→ **DO THIS**: All records are to be retyped faithfully and completely.

(Extracted records)
(begin)
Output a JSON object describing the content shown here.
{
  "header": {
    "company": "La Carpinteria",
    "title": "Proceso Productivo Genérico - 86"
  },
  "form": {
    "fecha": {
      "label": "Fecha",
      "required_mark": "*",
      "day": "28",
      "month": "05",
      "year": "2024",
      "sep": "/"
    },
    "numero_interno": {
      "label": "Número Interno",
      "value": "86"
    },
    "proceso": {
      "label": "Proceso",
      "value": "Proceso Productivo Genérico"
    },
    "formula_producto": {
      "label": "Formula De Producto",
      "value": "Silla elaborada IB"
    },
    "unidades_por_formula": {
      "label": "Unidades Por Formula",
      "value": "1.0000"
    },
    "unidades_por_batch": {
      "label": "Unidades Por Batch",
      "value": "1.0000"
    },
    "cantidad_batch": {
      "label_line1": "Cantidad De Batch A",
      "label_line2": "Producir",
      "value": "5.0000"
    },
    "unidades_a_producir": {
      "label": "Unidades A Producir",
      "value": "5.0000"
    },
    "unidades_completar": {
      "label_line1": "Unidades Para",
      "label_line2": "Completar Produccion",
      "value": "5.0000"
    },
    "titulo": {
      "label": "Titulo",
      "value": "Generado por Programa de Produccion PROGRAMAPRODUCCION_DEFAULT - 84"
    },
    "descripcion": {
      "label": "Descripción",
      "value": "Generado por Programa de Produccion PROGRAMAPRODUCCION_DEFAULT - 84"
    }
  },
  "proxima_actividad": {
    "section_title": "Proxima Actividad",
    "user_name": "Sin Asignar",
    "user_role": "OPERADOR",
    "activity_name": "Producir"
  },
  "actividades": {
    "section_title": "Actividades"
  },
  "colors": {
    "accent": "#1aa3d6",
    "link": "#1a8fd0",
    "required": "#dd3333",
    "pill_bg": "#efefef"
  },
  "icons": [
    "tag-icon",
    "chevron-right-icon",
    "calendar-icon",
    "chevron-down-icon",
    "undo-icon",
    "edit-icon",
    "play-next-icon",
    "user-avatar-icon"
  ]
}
(end)
→ **EXPECTED ANSWER**:
Output a JSON object describing the content shown here.
{
  "header": {
    "company": "La Carpinteria",
    "title": "Proceso Productivo Genérico - 86"
  },
  "form": {
    "fecha": {
      "label": "Fecha",
      "required_mark": "*",
      "day": "28",
      "month": "05",
      "year": "2024",
      "sep": "/"
    },
    "numero_interno": {
      "label": "Número Interno",
      "value": "86"
    },
    "proceso": {
      "label": "Proceso",
      "value": "Proceso Productivo Genérico"
    },
    "formula_producto": {
      "label": "Formula De Producto",
      "value": "Silla elaborada IB"
    },
    "unidades_por_formula": {
      "label": "Unidades Por Formula",
      "value": "1.0000"
    },
    "unidades_por_batch": {
      "label": "Unidades Por Batch",
      "value": "1.0000"
    },
    "cantidad_batch": {
      "label_line1": "Cantidad De Batch A",
      "label_line2": "Producir",
      "value": "5.0000"
    },
    "unidades_a_producir": {
      "label": "Unidades A Producir",
      "value": "5.0000"
    },
    "unidades_completar": {
      "label_line1": "Unidades Para",
      "label_line2": "Completar Produccion",
      "value": "5.0000"
    },
    "titulo": {
      "label": "Titulo",
      "value": "Generado por Programa de Produccion PROGRAMAPRODUCCION_DEFAULT - 84"
    },
    "descripcion": {
      "label": "Descripción",
      "value": "Generado por Programa de Produccion PROGRAMAPRODUCCION_DEFAULT - 84"
    }
  },
  "proxima_actividad": {
    "section_title": "Proxima Actividad",
    "user_name": "Sin Asignar",
    "user_role": "OPERADOR",
    "activity_name": "Producir"
  },
  "actividades": {
    "section_title": "Actividades"
  },
  "colors": {
    "accent": "#1aa3d6",
    "link": "#1a8fd0",
    "required": "#dd3333",
    "pill_bg": "#efefef"
  },
  "icons": [
    "tag-icon",
    "chevron-right-icon",
    "calendar-icon",
    "chevron-down-icon",
    "undo-icon",
    "edit-icon",
    "play-next-icon",
    "user-avatar-icon"
  ]
}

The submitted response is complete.